#### [The data]
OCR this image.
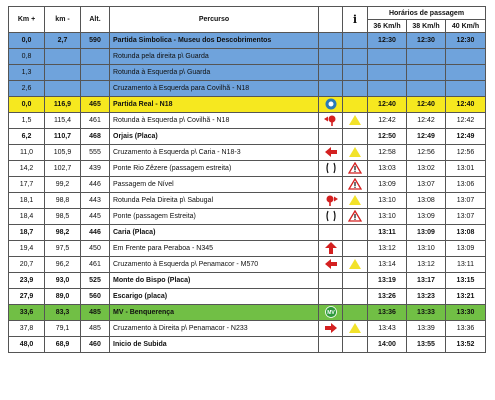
Km +	km -	Alt.	Percurso		i	Horários de passagem		
						36 Km/h	38 Km/h	40 Km/h
0,0	2,7	590	Partida Simbolica - Museu dos Descobrimentos			12:30	12:30	12:30
0,8			Rotunda pela direita p\ Guarda					
1,3			Rotunda à Esquerda p\ Guarda					
2,6			Cruzamento à Esquerda para Covilhã - N18					
0,0	116,9	465	Partida Real - N18			12:40	12:40	12:40
1,5	115,4	461	Rotunda à Esquerda p\ Covilhã - N18			12:42	12:42	12:42
6,2	110,7	468	Orjais (Placa)			12:50	12:49	12:49
11,0	105,9	555	Cruzamento à Esquerda p\ Caria - N18-3			12:58	12:56	12:56
14,2	102,7	439	Ponte Rio Zêzere (passagem estreita)			13:03	13:02	13:01
17,7	99,2	446	Passagem de Nível			13:09	13:07	13:06
18,1	98,8	443	Rotunda Pela Direita p\ Sabugal			13:10	13:08	13:07
18,4	98,5	445	Ponte (passagem Estreita)			13:10	13:09	13:07
18,7	98,2	446	Caria (Placa)			13:11	13:09	13:08
19,4	97,5	450	Em Frente para Peraboa - N345			13:12	13:10	13:09
20,7	96,2	461	Cruzamento à Esquerda p\ Penamacor - M570			13:14	13:12	13:11
23,9	93,0	525	Monte do Bispo (Placa)			13:19	13:17	13:15
27,9	89,0	560	Escarigo (placa)			13:26	13:23	13:21
33,6	83,3	485	MV - Benquerença	MV		13:36	13:33	13:30
37,8	79,1	485	Cruzamento à Direita p\ Penamacor - N233			13:43	13:39	13:36
48,0	68,9	460	Inicio de Subida			14:00	13:55	13:52
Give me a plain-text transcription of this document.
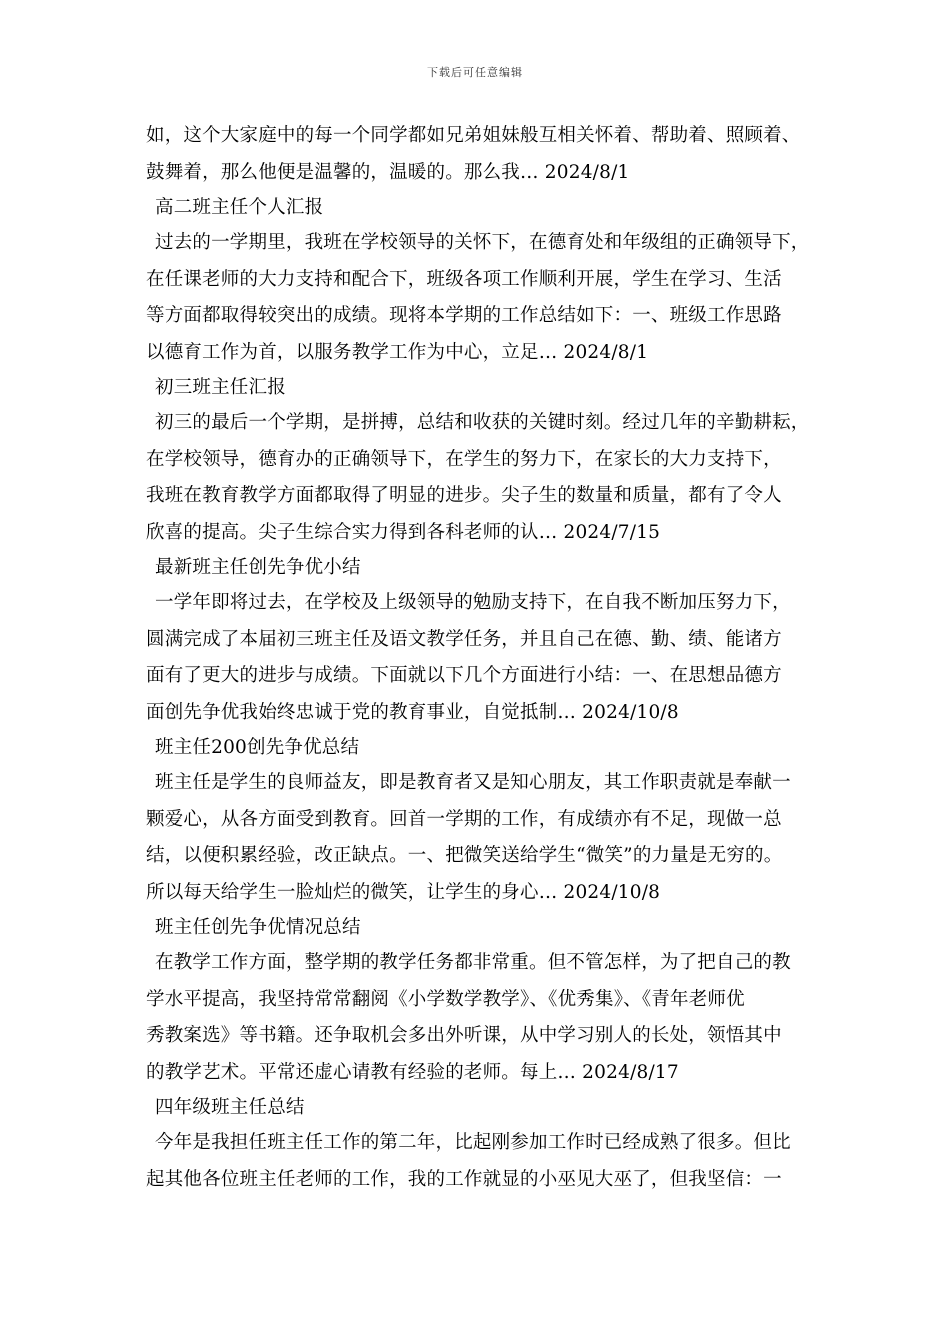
下载后可任意编辑
如，这个大家庭中的每一个同学都如兄弟姐妹般互相关怀着、帮助着、照顾着、
鼓舞着，那么他便是温馨的，温暖的。那么我… 2024/8/1
高二班主任个人汇报
过去的一学期里，我班在学校领导的关怀下，在德育处和年级组的正确领导下，
在任课老师的大力支持和配合下，班级各项工作顺利开展，学生在学习、生活
等方面都取得较突出的成绩。现将本学期的工作总结如下：一、班级工作思路
以德育工作为首，以服务教学工作为中心，立足… 2024/8/1
初三班主任汇报
初三的最后一个学期，是拼搏，总结和收获的关键时刻。经过几年的辛勤耕耘，
在学校领导，德育办的正确领导下，在学生的努力下，在家长的大力支持下，
我班在教育教学方面都取得了明显的进步。尖子生的数量和质量，都有了令人
欣喜的提高。尖子生综合实力得到各科老师的认… 2024/7/15
最新班主任创先争优小结
一学年即将过去，在学校及上级领导的勉励支持下，在自我不断加压努力下，
圆满完成了本届初三班主任及语文教学任务，并且自己在德、勤、绩、能诸方
面有了更大的进步与成绩。下面就以下几个方面进行小结：一、在思想品德方
面创先争优我始终忠诚于党的教育事业，自觉抵制… 2024/10/8
班主任200创先争优总结
班主任是学生的良师益友，即是教育者又是知心朋友，其工作职责就是奉献一
颗爱心，从各方面受到教育。回首一学期的工作，有成绩亦有不足，现做一总
结，以便积累经验，改正缺点。一、把微笑送给学生“微笑”的力量是无穷的。
所以每天给学生一脸灿烂的微笑，让学生的身心… 2024/10/8
班主任创先争优情况总结
在教学工作方面，整学期的教学任务都非常重。但不管怎样，为了把自己的教
学水平提高，我坚持常常翻阅《小学数学教学》、《优秀集》、《青年老师优
秀教案选》等书籍。还争取机会多出外听课，从中学习别人的长处，领悟其中
的教学艺术。平常还虚心请教有经验的老师。每上… 2024/8/17
四年级班主任总结
今年是我担任班主任工作的第二年，比起刚参加工作时已经成熟了很多。但比
起其他各位班主任老师的工作，我的工作就显的小巫见大巫了，但我坚信：一
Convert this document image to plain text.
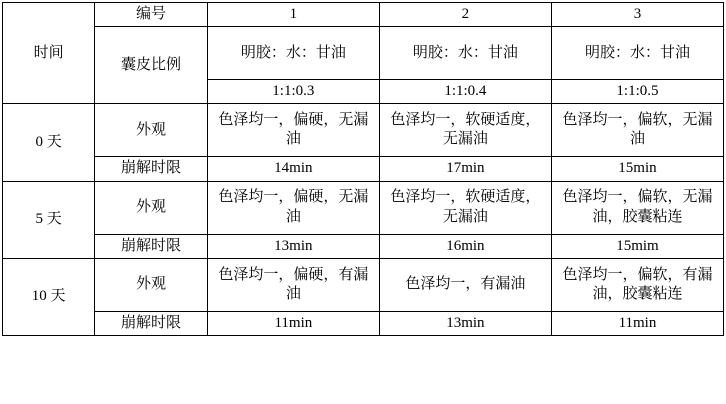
时间	编号	1	2	3

	囊皮比例	明胶：水：甘油	明胶：水：甘油	明胶：水：甘油

		1:1:0.3	1:1:0.4	1:1:0.5

0 天	外观	色泽均一，偏硬，无漏油	色泽均一，软硬适度，无漏油	色泽均一，偏软，无漏油

	崩解时限	14min	17min	15min

5 天	外观	色泽均一，偏硬，无漏油	色泽均一，软硬适度，无漏油	色泽均一，偏软，无漏油，胶囊粘连

	崩解时限	13min	16min	15mim

10 天	外观	色泽均一，偏硬，有漏油	色泽均一，有漏油	色泽均一，偏软，有漏油，胶囊粘连

	崩解时限	11min	13min	11min
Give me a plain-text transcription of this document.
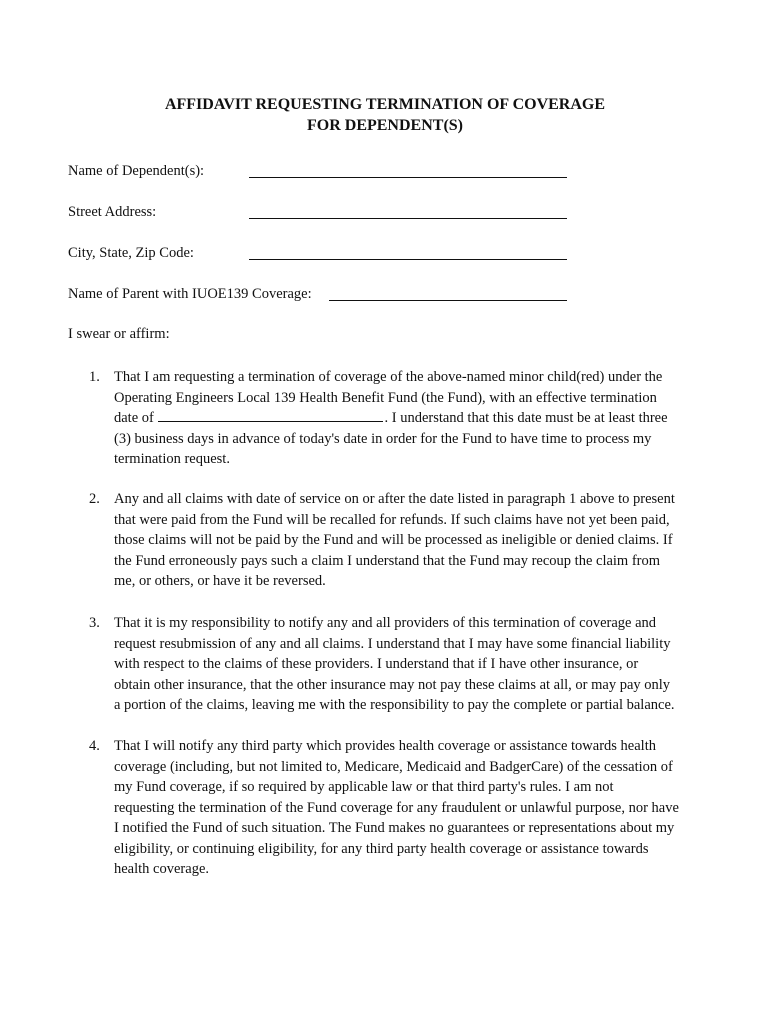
AFFIDAVIT REQUESTING TERMINATION OF COVERAGE
FOR DEPENDENT(S)
Name of Dependent(s):
Street Address:
City, State, Zip Code:
Name of Parent with IUOE139 Coverage:
I swear or affirm:
1. That I am requesting a termination of coverage of the above-named minor child(red) under the
Operating Engineers Local 139 Health Benefit Fund (the Fund), with an effective termination
date of	. I understand that this date must be at least three
(3) business days in advance of today's date in order for the Fund to have time to process my
termination request.
2. Any and all claims with date of service on or after the date listed in paragraph 1 above to present
that were paid from the Fund will be recalled for refunds. If such claims have not yet been paid,
those claims will not be paid by the Fund and will be processed as ineligible or denied claims. If
the Fund erroneously pays such a claim I understand that the Fund may recoup the claim from
me, or others, or have it be reversed.
3. That it is my responsibility to notify any and all providers of this termination of coverage and
request resubmission of any and all claims. I understand that I may have some financial liability
with respect to the claims of these providers. I understand that if I have other insurance, or
obtain other insurance, that the other insurance may not pay these claims at all, or may pay only
a portion of the claims, leaving me with the responsibility to pay the complete or partial balance.
4. That I will notify any third party which provides health coverage or assistance towards health
coverage (including, but not limited to, Medicare, Medicaid and BadgerCare) of the cessation of
my Fund coverage, if so required by applicable law or that third party's rules. I am not
requesting the termination of the Fund coverage for any fraudulent or unlawful purpose, nor have
I notified the Fund of such situation. The Fund makes no guarantees or representations about my
eligibility, or continuing eligibility, for any third party health coverage or assistance towards
health coverage.
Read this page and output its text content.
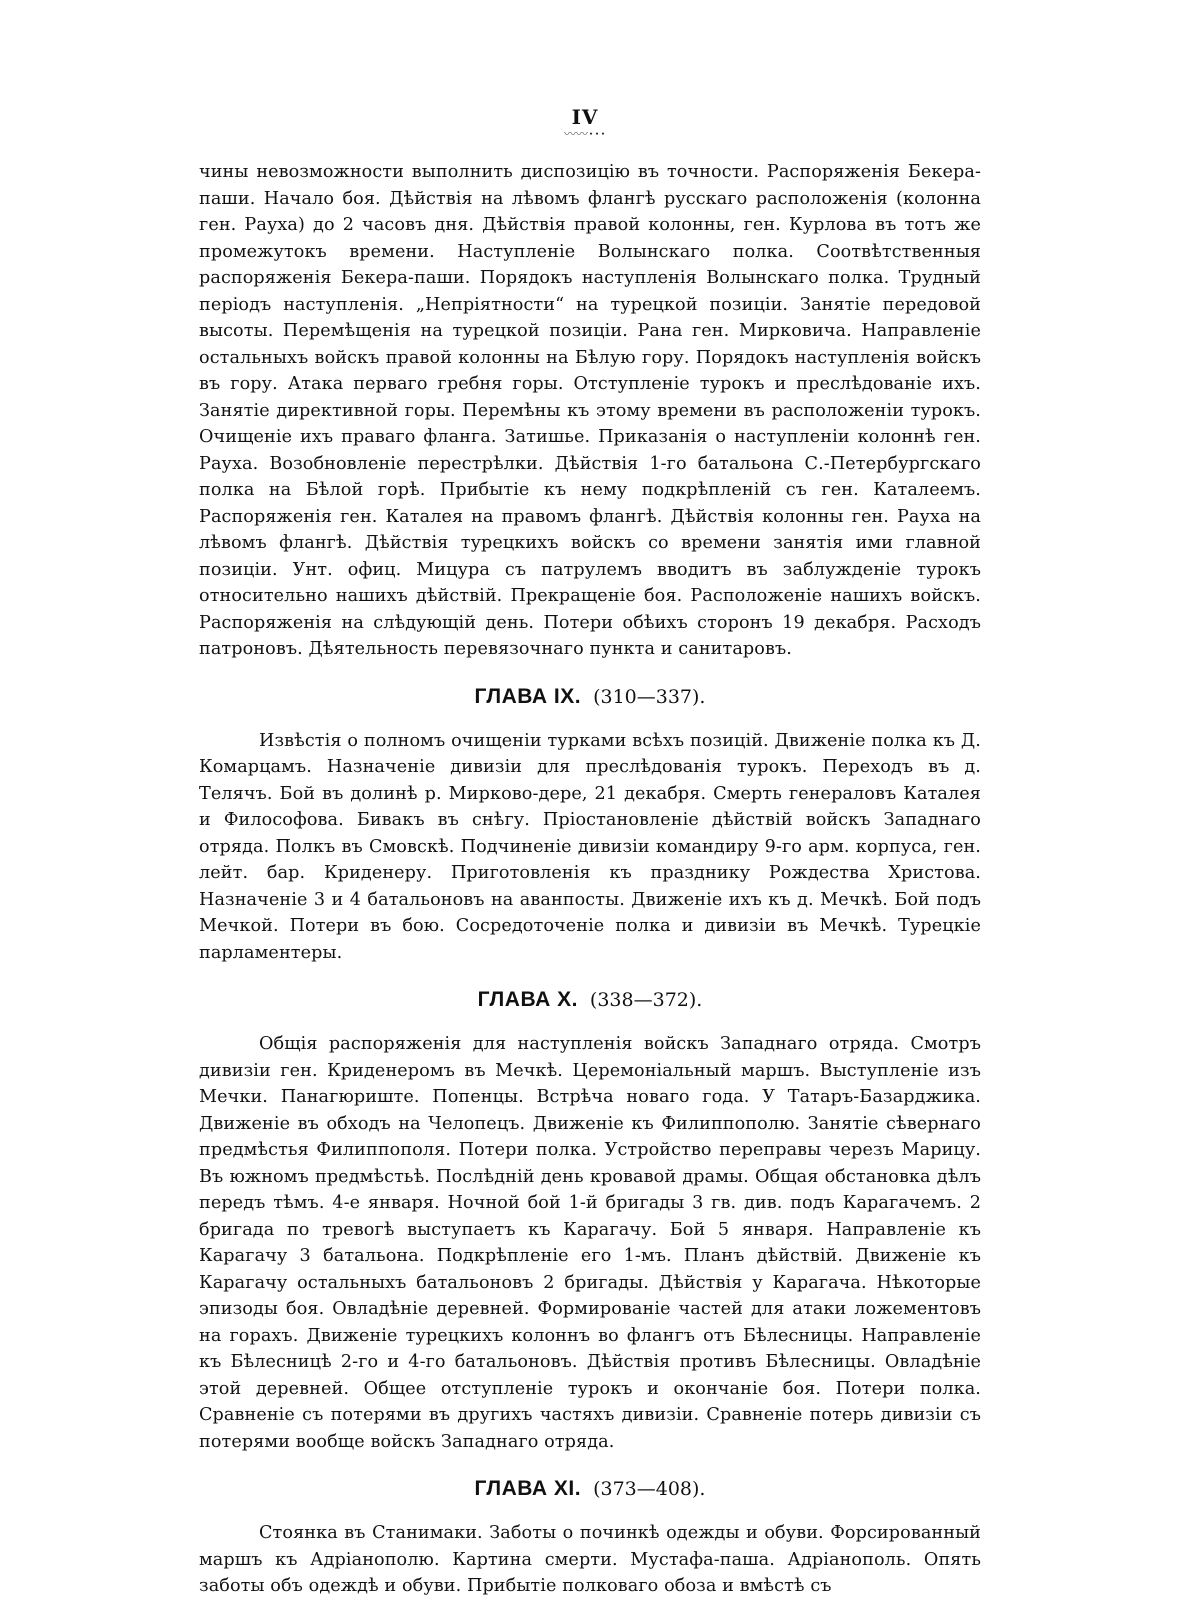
IV
〰〰･･･

чины невозможности выполнить диспозицію въ точности. Распоряженія Бекера-паши. Начало боя. Дѣйствія на лѣвомъ флангѣ русскаго расположенія (колонна ген. Рауха) до 2 часовъ дня. Дѣйствія правой колонны, ген. Курлова въ тотъ же промежутокъ времени. Наступленіе Волынскаго полка. Соотвѣтственныя распоряженія Бекера-паши. Порядокъ наступленія Волынскаго полка. Трудный періодъ наступленія. „Непріятности“ на турецкой позиціи. Занятіе передовой высоты. Перемѣщенія на турецкой позиціи. Рана ген. Мирковича. Направленіе остальныхъ войскъ правой колонны на Бѣлую гору. Порядокъ наступленія войскъ въ гору. Атака перваго гребня горы. Отступленіе турокъ и преслѣдованіе ихъ. Занятіе директивной горы. Перемѣны къ этому времени въ расположеніи турокъ. Очищеніе ихъ праваго фланга. Затишье. Приказанія о наступленіи колоннѣ ген. Рауха. Возобновленіе перестрѣлки. Дѣйствія 1-го батальона С.-Петербургскаго полка на Бѣлой горѣ. Прибытіе къ нему подкрѣпленій съ ген. Каталеемъ. Распоряженія ген. Каталея на правомъ флангѣ. Дѣйствія колонны ген. Рауха на лѣвомъ флангѣ. Дѣйствія турецкихъ войскъ со времени занятія ими главной позиціи. Унт. офиц. Мицура съ патрулемъ вводитъ въ заблужденіе турокъ относительно нашихъ дѣйствій. Прекращеніе боя. Расположеніе нашихъ войскъ. Распоряженія на слѣдующій день. Потери обѣихъ сторонъ 19 декабря. Расходъ патроновъ. Дѣятельность перевязочнаго пункта и санитаровъ.

ГЛАВА IX. (310—337).

Извѣстія о полномъ очищеніи турками всѣхъ позицій. Движеніе полка къ Д. Комарцамъ. Назначеніе дивизіи для преслѣдованія турокъ. Переходъ въ д. Телячъ. Бой въ долинѣ р. Мирково-дере, 21 декабря. Смерть генераловъ Каталея и Философова. Бивакъ въ снѣгу. Пріостановленіе дѣйствій войскъ Западнаго отряда. Полкъ въ Смовскѣ. Подчиненіе дивизіи командиру 9-го арм. корпуса, ген. лейт. бар. Криденеру. Приготовленія къ празднику Рождества Христова. Назначеніе 3 и 4 батальоновъ на аванпосты. Движеніе ихъ къ д. Мечкѣ. Бой подъ Мечкой. Потери въ бою. Сосредоточеніе полка и дивизіи въ Мечкѣ. Турецкіе парламентеры.

ГЛАВА X. (338—372).

Общія распоряженія для наступленія войскъ Западнаго отряда. Смотръ дивизіи ген. Криденеромъ въ Мечкѣ. Церемоніальный маршъ. Выступленіе изъ Мечки. Панагюриште. Попенцы. Встрѣча новаго года. У Татаръ-Базарджика. Движеніе въ обходъ на Челопецъ. Движеніе къ Филиппополю. Занятіе сѣвернаго предмѣстья Филиппополя. Потери полка. Устройство переправы черезъ Марицу. Въ южномъ предмѣстьѣ. Послѣдній день кровавой драмы. Общая обстановка дѣлъ передъ тѣмъ. 4-е января. Ночной бой 1-й бригады 3 гв. див. подъ Карагачемъ. 2 бригада по тревогѣ выступаетъ къ Карагачу. Бой 5 января. Направленіе къ Карагачу 3 батальона. Подкрѣпленіе его 1-мъ. Планъ дѣйствій. Движеніе къ Карагачу остальныхъ батальоновъ 2 бригады. Дѣйствія у Карагача. Нѣкоторые эпизоды боя. Овладѣніе деревней. Формированіе частей для атаки ложементовъ на горахъ. Движеніе турецкихъ колоннъ во флангъ отъ Бѣлесницы. Направленіе къ Бѣлесницѣ 2-го и 4-го батальоновъ. Дѣйствія противъ Бѣлесницы. Овладѣніе этой деревней. Общее отступленіе турокъ и окончаніе боя. Потери полка. Сравненіе съ потерями въ другихъ частяхъ дивизіи. Сравненіе потерь дивизіи съ потерями вообще войскъ Западнаго отряда.

ГЛАВА XI. (373—408).

Стоянка въ Станимаки. Заботы о починкѣ одежды и обуви. Форсированный маршъ къ Адріанополю. Картина смерти. Мустафа-паша. Адріанополь. Опять заботы объ одеждѣ и обуви. Прибытіе полковаго обоза и вмѣстѣ съ
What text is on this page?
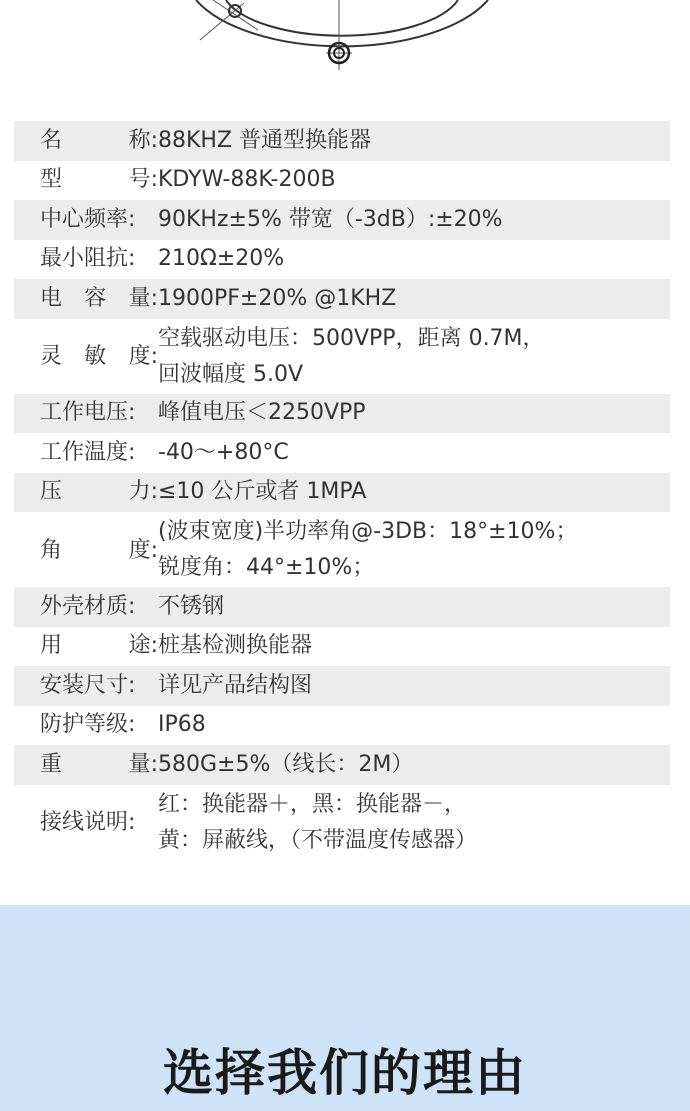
名	称: 88KHZ 普通型换能器
型	号: KDYW-88K-200B
中心频率: 90KHz±5% 带宽（-3dB）:±20%
最小阻抗: 210Ω±20%
电 容 量: 1900PF±20% @1KHZ
灵 敏 度:
空载驱动电压：500VPP，距离 0.7M，
回波幅度 5.0V
工作电压: 峰值电压＜2250VPP
工作温度: -40～+80°C
压	力: ≤10 公斤或者 1MPA
角	度:
(波束宽度)半功率角@-3DB：18°±10%；
锐度角：44°±10%；
外壳材质: 不锈钢
用	途: 桩基检测换能器
安装尺寸: 详见产品结构图
防护等级: IP68
重	量: 580G±5%（线长：2M）
接线说明:
红：换能器＋，黑：换能器－，
黄：屏蔽线，（不带温度传感器）
选择我们的理由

#### [Task directions]
Each line in the entries above that includes the string "with" should be extracted.

#### [Completed task]
Name of Parent with IUOE139 Coverage:
Operating Engineers Local 139 Health Benefit Fund (the Fund), with an effective termination
2. Any and all claims with date of service on or after the date listed in paragraph 1 above to present
with respect to the claims of these providers. I understand that if I have other insurance, or
a portion of the claims, leaving me with the responsibility to pay the complete or partial balance.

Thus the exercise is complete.